_Task requirements_
Pick out every line holding the string "북유럽을" and copy it.

** START **

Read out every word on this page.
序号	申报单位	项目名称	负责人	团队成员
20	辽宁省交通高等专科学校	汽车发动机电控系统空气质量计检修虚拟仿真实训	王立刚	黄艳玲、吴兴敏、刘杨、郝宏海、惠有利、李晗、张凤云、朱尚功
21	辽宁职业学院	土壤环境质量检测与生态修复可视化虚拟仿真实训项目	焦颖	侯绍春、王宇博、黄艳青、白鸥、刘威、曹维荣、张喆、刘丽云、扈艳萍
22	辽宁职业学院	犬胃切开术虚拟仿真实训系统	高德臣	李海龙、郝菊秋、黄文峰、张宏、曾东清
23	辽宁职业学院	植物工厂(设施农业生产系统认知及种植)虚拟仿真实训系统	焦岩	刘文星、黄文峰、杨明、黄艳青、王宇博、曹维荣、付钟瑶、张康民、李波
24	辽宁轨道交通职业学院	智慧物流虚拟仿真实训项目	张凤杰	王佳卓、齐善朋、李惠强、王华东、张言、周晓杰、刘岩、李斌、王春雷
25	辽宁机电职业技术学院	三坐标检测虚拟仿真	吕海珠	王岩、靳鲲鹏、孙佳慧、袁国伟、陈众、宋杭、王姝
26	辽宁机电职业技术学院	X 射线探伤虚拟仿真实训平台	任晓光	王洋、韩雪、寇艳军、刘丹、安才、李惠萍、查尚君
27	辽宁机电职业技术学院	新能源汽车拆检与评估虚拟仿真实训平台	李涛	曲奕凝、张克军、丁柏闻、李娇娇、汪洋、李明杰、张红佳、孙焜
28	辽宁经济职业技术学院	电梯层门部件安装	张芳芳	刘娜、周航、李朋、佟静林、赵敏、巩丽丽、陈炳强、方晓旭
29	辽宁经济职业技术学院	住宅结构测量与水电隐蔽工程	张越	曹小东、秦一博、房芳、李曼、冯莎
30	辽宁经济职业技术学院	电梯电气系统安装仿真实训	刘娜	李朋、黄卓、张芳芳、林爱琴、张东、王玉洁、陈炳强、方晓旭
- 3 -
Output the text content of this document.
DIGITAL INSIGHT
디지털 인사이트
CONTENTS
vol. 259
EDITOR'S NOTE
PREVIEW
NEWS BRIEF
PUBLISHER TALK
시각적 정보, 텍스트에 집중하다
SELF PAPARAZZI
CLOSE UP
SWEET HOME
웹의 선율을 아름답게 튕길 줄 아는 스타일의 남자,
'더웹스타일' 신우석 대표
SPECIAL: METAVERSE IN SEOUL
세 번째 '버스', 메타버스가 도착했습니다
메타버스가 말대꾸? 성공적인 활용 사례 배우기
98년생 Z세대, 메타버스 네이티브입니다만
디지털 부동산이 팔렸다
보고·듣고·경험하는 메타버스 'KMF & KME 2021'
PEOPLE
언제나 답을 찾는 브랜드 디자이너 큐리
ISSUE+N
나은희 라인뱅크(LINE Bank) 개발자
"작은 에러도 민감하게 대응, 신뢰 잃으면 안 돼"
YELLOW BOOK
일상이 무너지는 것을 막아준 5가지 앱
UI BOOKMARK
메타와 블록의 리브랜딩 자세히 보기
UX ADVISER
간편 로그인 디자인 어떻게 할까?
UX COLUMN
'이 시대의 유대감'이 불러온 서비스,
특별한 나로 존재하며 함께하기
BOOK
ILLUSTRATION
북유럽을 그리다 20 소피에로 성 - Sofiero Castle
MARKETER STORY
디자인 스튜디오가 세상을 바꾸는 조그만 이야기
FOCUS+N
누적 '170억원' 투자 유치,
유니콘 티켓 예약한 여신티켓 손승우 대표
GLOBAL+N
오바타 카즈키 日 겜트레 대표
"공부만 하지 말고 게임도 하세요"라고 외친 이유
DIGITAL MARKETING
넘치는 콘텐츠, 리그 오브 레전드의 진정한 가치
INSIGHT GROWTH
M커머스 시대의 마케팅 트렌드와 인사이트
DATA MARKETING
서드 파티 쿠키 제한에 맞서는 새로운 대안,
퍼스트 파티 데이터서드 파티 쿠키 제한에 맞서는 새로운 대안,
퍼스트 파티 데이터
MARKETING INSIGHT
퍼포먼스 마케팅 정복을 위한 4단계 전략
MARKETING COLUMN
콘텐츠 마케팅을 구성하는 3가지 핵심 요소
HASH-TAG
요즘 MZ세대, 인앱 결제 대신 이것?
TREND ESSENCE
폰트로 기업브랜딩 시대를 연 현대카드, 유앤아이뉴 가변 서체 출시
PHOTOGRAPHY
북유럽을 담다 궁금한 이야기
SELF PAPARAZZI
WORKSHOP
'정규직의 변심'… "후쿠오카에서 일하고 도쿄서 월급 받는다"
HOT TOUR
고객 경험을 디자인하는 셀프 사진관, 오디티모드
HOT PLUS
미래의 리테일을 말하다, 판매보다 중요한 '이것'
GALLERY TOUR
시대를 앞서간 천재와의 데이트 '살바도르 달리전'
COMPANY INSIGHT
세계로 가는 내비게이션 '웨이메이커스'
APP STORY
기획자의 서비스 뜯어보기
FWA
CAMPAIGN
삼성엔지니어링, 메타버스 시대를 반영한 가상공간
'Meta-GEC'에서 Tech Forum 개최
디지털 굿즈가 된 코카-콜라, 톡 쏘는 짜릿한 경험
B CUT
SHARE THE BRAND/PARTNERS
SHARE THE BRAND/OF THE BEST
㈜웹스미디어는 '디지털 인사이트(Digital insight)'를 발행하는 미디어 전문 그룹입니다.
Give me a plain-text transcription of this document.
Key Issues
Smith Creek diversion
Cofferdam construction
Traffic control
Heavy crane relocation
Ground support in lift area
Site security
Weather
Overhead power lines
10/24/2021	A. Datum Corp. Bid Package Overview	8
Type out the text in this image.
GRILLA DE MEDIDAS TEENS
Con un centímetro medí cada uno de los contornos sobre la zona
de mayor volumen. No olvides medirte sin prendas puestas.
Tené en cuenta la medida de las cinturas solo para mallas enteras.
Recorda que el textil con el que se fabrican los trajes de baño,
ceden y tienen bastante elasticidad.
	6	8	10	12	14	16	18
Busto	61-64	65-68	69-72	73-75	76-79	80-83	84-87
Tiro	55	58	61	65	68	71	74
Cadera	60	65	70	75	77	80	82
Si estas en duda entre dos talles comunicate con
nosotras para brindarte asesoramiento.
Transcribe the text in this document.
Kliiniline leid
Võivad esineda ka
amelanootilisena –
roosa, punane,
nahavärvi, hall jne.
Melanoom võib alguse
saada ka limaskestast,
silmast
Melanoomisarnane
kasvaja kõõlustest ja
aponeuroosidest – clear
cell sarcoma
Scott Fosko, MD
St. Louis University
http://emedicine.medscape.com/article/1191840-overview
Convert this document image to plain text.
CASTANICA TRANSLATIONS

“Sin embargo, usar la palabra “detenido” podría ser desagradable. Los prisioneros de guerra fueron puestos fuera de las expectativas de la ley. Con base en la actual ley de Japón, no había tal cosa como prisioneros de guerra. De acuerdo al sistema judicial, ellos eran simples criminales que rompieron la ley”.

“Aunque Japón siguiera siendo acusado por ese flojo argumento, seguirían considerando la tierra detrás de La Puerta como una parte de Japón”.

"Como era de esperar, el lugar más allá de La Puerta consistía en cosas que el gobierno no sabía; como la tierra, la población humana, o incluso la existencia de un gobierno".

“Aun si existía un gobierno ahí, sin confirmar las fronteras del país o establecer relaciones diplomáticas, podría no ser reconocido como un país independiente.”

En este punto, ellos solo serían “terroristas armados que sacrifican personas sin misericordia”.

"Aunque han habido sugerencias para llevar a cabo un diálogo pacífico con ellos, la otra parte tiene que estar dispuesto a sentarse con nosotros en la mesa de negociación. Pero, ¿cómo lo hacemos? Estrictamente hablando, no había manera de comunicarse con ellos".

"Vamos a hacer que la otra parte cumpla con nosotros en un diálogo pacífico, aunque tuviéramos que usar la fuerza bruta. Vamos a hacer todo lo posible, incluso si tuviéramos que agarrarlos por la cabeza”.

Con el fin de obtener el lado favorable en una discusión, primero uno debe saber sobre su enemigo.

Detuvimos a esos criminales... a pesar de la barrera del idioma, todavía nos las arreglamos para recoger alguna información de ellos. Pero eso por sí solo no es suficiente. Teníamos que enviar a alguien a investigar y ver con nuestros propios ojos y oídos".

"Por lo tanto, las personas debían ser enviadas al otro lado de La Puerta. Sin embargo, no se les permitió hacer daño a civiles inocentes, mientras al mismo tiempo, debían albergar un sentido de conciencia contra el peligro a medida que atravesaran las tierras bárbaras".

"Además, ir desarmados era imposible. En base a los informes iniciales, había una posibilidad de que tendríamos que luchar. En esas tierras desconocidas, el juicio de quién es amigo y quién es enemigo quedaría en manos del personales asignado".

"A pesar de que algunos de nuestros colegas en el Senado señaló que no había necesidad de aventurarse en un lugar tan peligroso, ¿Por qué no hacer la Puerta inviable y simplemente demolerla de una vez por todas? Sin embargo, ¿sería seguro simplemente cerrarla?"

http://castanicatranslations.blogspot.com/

** END **

_Reply to the exercise_
북유럽을 그리다 20 소피에로 성 - Sofiero Castle
북유럽을 담다 궁금한 이야기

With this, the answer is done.